++++ Information shown

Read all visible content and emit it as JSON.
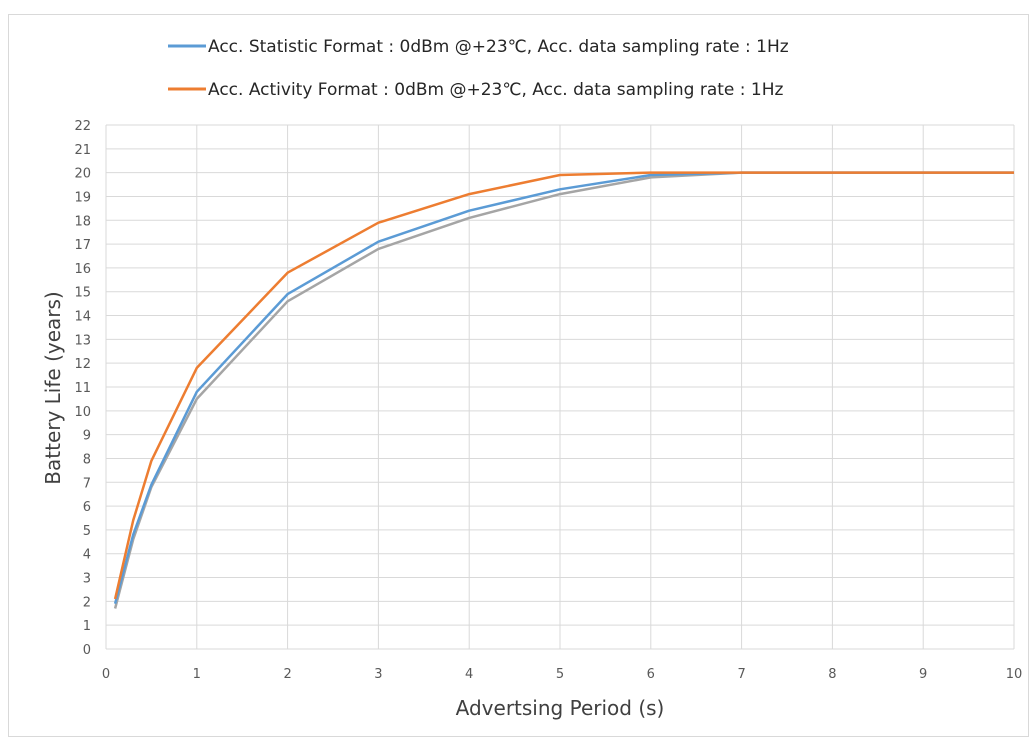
{
  "chart_data": {
    "type": "line",
    "title": "",
    "xlabel": "Advertsing Period (s)",
    "ylabel": "Battery Life (years)",
    "xlim": [
      0,
      10
    ],
    "ylim": [
      0,
      22
    ],
    "x_ticks": [
      "0",
      "1",
      "2",
      "3",
      "4",
      "5",
      "6",
      "7",
      "8",
      "9",
      "10"
    ],
    "y_ticks": [
      "0",
      "1",
      "2",
      "3",
      "4",
      "5",
      "6",
      "7",
      "8",
      "9",
      "10",
      "11",
      "12",
      "13",
      "14",
      "15",
      "16",
      "17",
      "18",
      "19",
      "20",
      "21",
      "22"
    ],
    "grid": true,
    "legend_position": "top",
    "series": [
      {
        "name": "Acc. Statistic Format : 0dBm @+23℃, Acc.  data sampling rate  : 1Hz",
        "color": "#5b9bd5",
        "x": [
          0.1,
          0.3,
          0.5,
          1,
          2,
          3,
          4,
          5,
          6,
          7,
          8,
          9,
          10
        ],
        "y": [
          1.9,
          4.8,
          6.9,
          10.8,
          14.9,
          17.1,
          18.4,
          19.3,
          19.9,
          20.0,
          20.0,
          20.0,
          20.0
        ]
      },
      {
        "name": "Acc. Activity Format : 0dBm @+23℃, Acc.  data sampling rate  : 1Hz",
        "color": "#ed7d31",
        "x": [
          0.1,
          0.3,
          0.5,
          1,
          2,
          3,
          4,
          5,
          6,
          7,
          8,
          9,
          10
        ],
        "y": [
          2.1,
          5.4,
          7.9,
          11.8,
          15.8,
          17.9,
          19.1,
          19.9,
          20.0,
          20.0,
          20.0,
          20.0,
          20.0
        ]
      },
      {
        "color": "#a5a5a5",
        "x": [
          0.1,
          0.3,
          0.5,
          1,
          2,
          3,
          4,
          5,
          6,
          7,
          8,
          9,
          10
        ],
        "y": [
          1.7,
          4.6,
          6.8,
          10.5,
          14.6,
          16.8,
          18.1,
          19.1,
          19.8,
          20.0,
          20.0,
          20.0,
          20.0
        ]
      }
    ]
  }
}
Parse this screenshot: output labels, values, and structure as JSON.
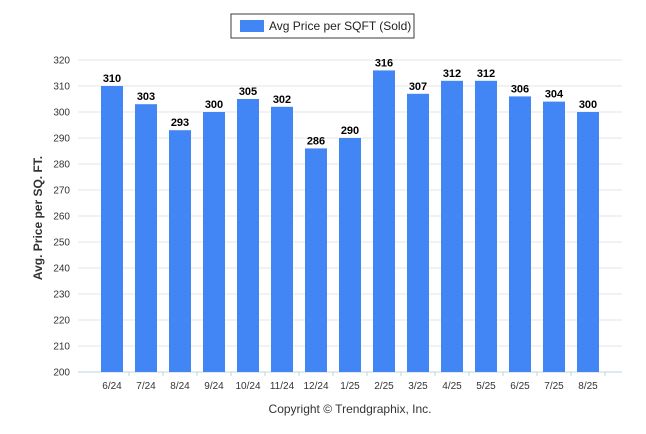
{
  "colors": {
    "bar": "#4285f4",
    "grid": "#e6e6e6",
    "axis_line": "#c0d0e0"
  },
  "chart_data": {
    "type": "bar",
    "categories": [
      "6/24",
      "7/24",
      "8/24",
      "9/24",
      "10/24",
      "11/24",
      "12/24",
      "1/25",
      "2/25",
      "3/25",
      "4/25",
      "5/25",
      "6/25",
      "7/25",
      "8/25"
    ],
    "series": [
      {
        "name": "Avg Price per SQFT (Sold)",
        "values": [
          310,
          303,
          293,
          300,
          305,
          302,
          286,
          290,
          316,
          307,
          312,
          312,
          306,
          304,
          300
        ]
      }
    ],
    "ylabel": "Avg. Price per SQ. FT.",
    "xlabel": "",
    "ylim": [
      200,
      320
    ],
    "yticks": [
      200,
      210,
      220,
      230,
      240,
      250,
      260,
      270,
      280,
      290,
      300,
      310,
      320
    ],
    "grid": true,
    "legend": "top-center",
    "data_labels": true
  },
  "footer": "Copyright © Trendgraphix, Inc."
}
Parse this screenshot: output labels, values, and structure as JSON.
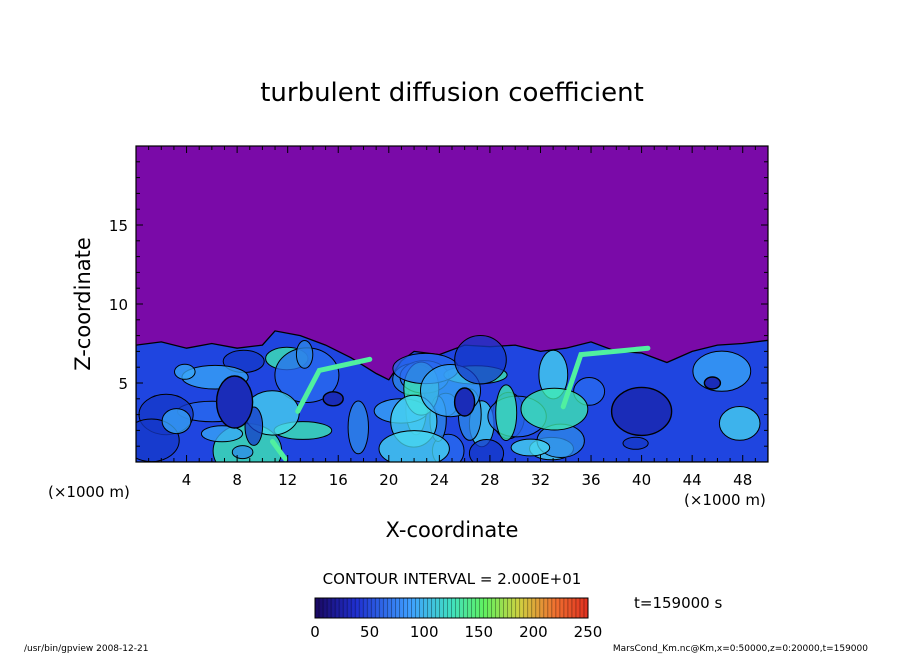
{
  "chart_data": {
    "type": "contour",
    "title": "turbulent diffusion coefficient",
    "xlabel": "X-coordinate",
    "ylabel": "Z-coordinate",
    "x_unit_left": "(×1000 m)",
    "x_unit_right": "(×1000 m)",
    "xlim": [
      0,
      50
    ],
    "ylim": [
      0,
      20
    ],
    "x_ticks": [
      4,
      8,
      12,
      16,
      20,
      24,
      28,
      32,
      36,
      40,
      44,
      48
    ],
    "y_ticks": [
      5,
      10,
      15
    ],
    "contour_interval_label": "CONTOUR INTERVAL = 2.000E+01",
    "time_label": "t=159000 s",
    "colorbar": {
      "min": 0,
      "max": 250,
      "ticks": [
        0,
        50,
        100,
        150,
        200,
        250
      ]
    },
    "background_color": "#7a0aa8",
    "layer_top_profile": [
      [
        0,
        7.4
      ],
      [
        2,
        7.6
      ],
      [
        4,
        7.2
      ],
      [
        6,
        7.5
      ],
      [
        8,
        7.2
      ],
      [
        10,
        7.4
      ],
      [
        11,
        8.3
      ],
      [
        13,
        8.0
      ],
      [
        15,
        7.4
      ],
      [
        17,
        6.6
      ],
      [
        19,
        5.6
      ],
      [
        20,
        5.2
      ],
      [
        21,
        6.4
      ],
      [
        22,
        7.0
      ],
      [
        24,
        6.8
      ],
      [
        26,
        7.4
      ],
      [
        28,
        7.3
      ],
      [
        30,
        7.4
      ],
      [
        32,
        7.0
      ],
      [
        34,
        7.2
      ],
      [
        36,
        7.6
      ],
      [
        38,
        7.0
      ],
      [
        40,
        6.9
      ],
      [
        42,
        6.3
      ],
      [
        44,
        7.0
      ],
      [
        46,
        7.4
      ],
      [
        48,
        7.5
      ],
      [
        50,
        7.7
      ]
    ]
  },
  "footer": {
    "left": "/usr/bin/gpview   2008-12-21",
    "right": "MarsCond_Km.nc@Km,x=0:50000,z=0:20000,t=159000"
  }
}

++++++++

Instruction
Output every entry word for word, but omit the pictures.

Problem solution
Read all visible content and emit it as JSON.
{
  "chart_data": {
    "type": "line",
    "title": "",
    "xlabel": "Advertsing Period (s)",
    "ylabel": "Battery Life (years)",
    "xlim": [
      0,
      10
    ],
    "ylim": [
      0,
      22
    ],
    "x_ticks": [
      "0",
      "1",
      "2",
      "3",
      "4",
      "5",
      "6",
      "7",
      "8",
      "9",
      "10"
    ],
    "y_ticks": [
      "0",
      "1",
      "2",
      "3",
      "4",
      "5",
      "6",
      "7",
      "8",
      "9",
      "10",
      "11",
      "12",
      "13",
      "14",
      "15",
      "16",
      "17",
      "18",
      "19",
      "20",
      "21",
      "22"
    ],
    "grid": true,
    "legend_position": "top",
    "series": [
      {
        "name": "Acc. Statistic Format : 0dBm @+23℃, Acc.  data sampling rate  : 1Hz",
        "color": "#5b9bd5",
        "x": [
          0.1,
          0.3,
          0.5,
          1,
          2,
          3,
          4,
          5,
          6,
          7,
          8,
          9,
          10
        ],
        "y": [
          1.9,
          4.8,
          6.9,
          10.8,
          14.9,
          17.1,
          18.4,
          19.3,
          19.9,
          20.0,
          20.0,
          20.0,
          20.0
        ]
      },
      {
        "name": "Acc. Activity Format : 0dBm @+23℃, Acc.  data sampling rate  : 1Hz",
        "color": "#ed7d31",
        "x": [
          0.1,
          0.3,
          0.5,
          1,
          2,
          3,
          4,
          5,
          6,
          7,
          8,
          9,
          10
        ],
        "y": [
          2.1,
          5.4,
          7.9,
          11.8,
          15.8,
          17.9,
          19.1,
          19.9,
          20.0,
          20.0,
          20.0,
          20.0,
          20.0
        ]
      },
      {
        "color": "#a5a5a5",
        "x": [
          0.1,
          0.3,
          0.5,
          1,
          2,
          3,
          4,
          5,
          6,
          7,
          8,
          9,
          10
        ],
        "y": [
          1.7,
          4.6,
          6.8,
          10.5,
          14.6,
          16.8,
          18.1,
          19.1,
          19.8,
          20.0,
          20.0,
          20.0,
          20.0
        ]
      }
    ]
  }
}
Parse this screenshot: output labels, values, and structure as JSON.
{
  "colors": {
    "bar": "#4285f4",
    "grid": "#e6e6e6",
    "axis_line": "#c0d0e0"
  },
  "chart_data": {
    "type": "bar",
    "categories": [
      "6/24",
      "7/24",
      "8/24",
      "9/24",
      "10/24",
      "11/24",
      "12/24",
      "1/25",
      "2/25",
      "3/25",
      "4/25",
      "5/25",
      "6/25",
      "7/25",
      "8/25"
    ],
    "series": [
      {
        "name": "Avg Price per SQFT (Sold)",
        "values": [
          310,
          303,
          293,
          300,
          305,
          302,
          286,
          290,
          316,
          307,
          312,
          312,
          306,
          304,
          300
        ]
      }
    ],
    "ylabel": "Avg. Price per SQ. FT.",
    "xlabel": "",
    "ylim": [
      200,
      320
    ],
    "yticks": [
      200,
      210,
      220,
      230,
      240,
      250,
      260,
      270,
      280,
      290,
      300,
      310,
      320
    ],
    "grid": true,
    "legend": "top-center",
    "data_labels": true
  },
  "footer": "Copyright © Trendgraphix, Inc."
}
Parse this screenshot: output labels, values, and structure as JSON.
{
  "chart_data": {
    "type": "contour",
    "title": "turbulent diffusion coefficient",
    "xlabel": "X-coordinate",
    "ylabel": "Z-coordinate",
    "x_unit_left": "(×1000 m)",
    "x_unit_right": "(×1000 m)",
    "xlim": [
      0,
      50
    ],
    "ylim": [
      0,
      20
    ],
    "x_ticks": [
      4,
      8,
      12,
      16,
      20,
      24,
      28,
      32,
      36,
      40,
      44,
      48
    ],
    "y_ticks": [
      5,
      10,
      15
    ],
    "contour_interval_label": "CONTOUR INTERVAL = 2.000E+01",
    "time_label": "t=159000 s",
    "colorbar": {
      "min": 0,
      "max": 250,
      "ticks": [
        0,
        50,
        100,
        150,
        200,
        250
      ]
    },
    "background_color": "#7a0aa8",
    "layer_top_profile": [
      [
        0,
        7.4
      ],
      [
        2,
        7.6
      ],
      [
        4,
        7.2
      ],
      [
        6,
        7.5
      ],
      [
        8,
        7.2
      ],
      [
        10,
        7.4
      ],
      [
        11,
        8.3
      ],
      [
        13,
        8.0
      ],
      [
        15,
        7.4
      ],
      [
        17,
        6.6
      ],
      [
        19,
        5.6
      ],
      [
        20,
        5.2
      ],
      [
        21,
        6.4
      ],
      [
        22,
        7.0
      ],
      [
        24,
        6.8
      ],
      [
        26,
        7.4
      ],
      [
        28,
        7.3
      ],
      [
        30,
        7.4
      ],
      [
        32,
        7.0
      ],
      [
        34,
        7.2
      ],
      [
        36,
        7.6
      ],
      [
        38,
        7.0
      ],
      [
        40,
        6.9
      ],
      [
        42,
        6.3
      ],
      [
        44,
        7.0
      ],
      [
        46,
        7.4
      ],
      [
        48,
        7.5
      ],
      [
        50,
        7.7
      ]
    ]
  },
  "footer": {
    "left": "/usr/bin/gpview   2008-12-21",
    "right": "MarsCond_Km.nc@Km,x=0:50000,z=0:20000,t=159000"
  }
}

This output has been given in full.